-- start --

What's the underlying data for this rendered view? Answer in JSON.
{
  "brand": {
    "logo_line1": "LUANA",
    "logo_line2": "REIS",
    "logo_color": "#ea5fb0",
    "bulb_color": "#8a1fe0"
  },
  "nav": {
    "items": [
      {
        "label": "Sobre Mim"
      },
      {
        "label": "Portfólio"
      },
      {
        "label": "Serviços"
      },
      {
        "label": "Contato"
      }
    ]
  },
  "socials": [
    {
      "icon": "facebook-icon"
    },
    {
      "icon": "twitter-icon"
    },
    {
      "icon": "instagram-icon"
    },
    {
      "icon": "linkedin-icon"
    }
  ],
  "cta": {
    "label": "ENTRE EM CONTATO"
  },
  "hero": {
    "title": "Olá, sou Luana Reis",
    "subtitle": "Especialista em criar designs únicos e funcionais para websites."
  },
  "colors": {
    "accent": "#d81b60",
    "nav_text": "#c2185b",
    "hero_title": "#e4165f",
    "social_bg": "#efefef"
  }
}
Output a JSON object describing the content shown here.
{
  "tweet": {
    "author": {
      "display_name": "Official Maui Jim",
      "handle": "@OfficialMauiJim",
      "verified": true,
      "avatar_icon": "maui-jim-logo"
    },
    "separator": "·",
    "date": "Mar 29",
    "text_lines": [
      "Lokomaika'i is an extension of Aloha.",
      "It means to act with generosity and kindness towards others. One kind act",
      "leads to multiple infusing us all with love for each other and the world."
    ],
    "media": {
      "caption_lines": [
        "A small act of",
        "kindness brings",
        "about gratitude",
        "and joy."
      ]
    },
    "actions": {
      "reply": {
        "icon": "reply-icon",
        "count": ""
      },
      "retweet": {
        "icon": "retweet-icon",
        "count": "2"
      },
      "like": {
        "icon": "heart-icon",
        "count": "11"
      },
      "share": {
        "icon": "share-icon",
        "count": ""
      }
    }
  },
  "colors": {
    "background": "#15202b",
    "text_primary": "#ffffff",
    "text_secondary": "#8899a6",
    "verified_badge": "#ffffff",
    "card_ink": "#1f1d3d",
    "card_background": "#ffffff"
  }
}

-- end --

[Direction]: Pick out the lines containing the word "kindness" and show them.

[Result for this exercise]:
      "It means to act with generosity and kindness towards others. One kind act",
        "kindness brings",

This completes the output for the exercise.